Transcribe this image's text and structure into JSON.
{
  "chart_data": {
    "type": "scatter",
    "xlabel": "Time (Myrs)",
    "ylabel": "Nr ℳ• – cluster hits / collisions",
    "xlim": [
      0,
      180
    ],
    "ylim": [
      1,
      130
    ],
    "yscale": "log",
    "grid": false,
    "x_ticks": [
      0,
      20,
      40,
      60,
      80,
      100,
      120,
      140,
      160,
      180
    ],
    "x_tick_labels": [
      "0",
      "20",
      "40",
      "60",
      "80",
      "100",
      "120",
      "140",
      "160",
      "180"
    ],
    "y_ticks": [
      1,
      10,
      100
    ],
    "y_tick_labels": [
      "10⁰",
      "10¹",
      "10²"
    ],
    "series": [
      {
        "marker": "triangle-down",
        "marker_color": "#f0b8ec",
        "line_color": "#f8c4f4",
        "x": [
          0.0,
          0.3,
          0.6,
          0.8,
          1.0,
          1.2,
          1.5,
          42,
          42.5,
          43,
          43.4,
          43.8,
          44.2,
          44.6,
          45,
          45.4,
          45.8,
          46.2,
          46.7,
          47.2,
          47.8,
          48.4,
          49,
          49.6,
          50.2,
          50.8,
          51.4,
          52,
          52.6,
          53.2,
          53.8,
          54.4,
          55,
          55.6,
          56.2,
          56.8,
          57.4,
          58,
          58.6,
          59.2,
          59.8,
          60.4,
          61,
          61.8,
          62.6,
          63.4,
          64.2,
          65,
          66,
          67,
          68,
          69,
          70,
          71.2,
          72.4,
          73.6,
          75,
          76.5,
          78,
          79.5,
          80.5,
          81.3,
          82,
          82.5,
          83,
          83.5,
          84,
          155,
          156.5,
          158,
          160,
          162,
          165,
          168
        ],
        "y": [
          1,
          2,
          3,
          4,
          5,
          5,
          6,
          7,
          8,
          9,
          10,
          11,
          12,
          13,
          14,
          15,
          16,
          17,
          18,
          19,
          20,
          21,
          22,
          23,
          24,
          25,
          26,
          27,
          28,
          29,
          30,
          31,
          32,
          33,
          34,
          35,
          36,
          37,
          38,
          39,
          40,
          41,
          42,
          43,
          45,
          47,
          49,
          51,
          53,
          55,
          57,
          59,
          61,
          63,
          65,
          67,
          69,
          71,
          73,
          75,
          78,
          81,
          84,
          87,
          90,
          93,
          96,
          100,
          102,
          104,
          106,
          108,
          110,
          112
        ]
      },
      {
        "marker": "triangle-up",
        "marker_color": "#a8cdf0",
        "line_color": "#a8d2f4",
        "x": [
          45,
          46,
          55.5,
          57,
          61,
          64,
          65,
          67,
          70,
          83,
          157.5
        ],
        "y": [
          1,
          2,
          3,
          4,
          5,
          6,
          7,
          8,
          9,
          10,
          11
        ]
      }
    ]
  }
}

**AIM**: Select every line where the word "triangle" occurs.

**WRITTEN REPLY**:
        "marker": "triangle-down",
        "marker": "triangle-up",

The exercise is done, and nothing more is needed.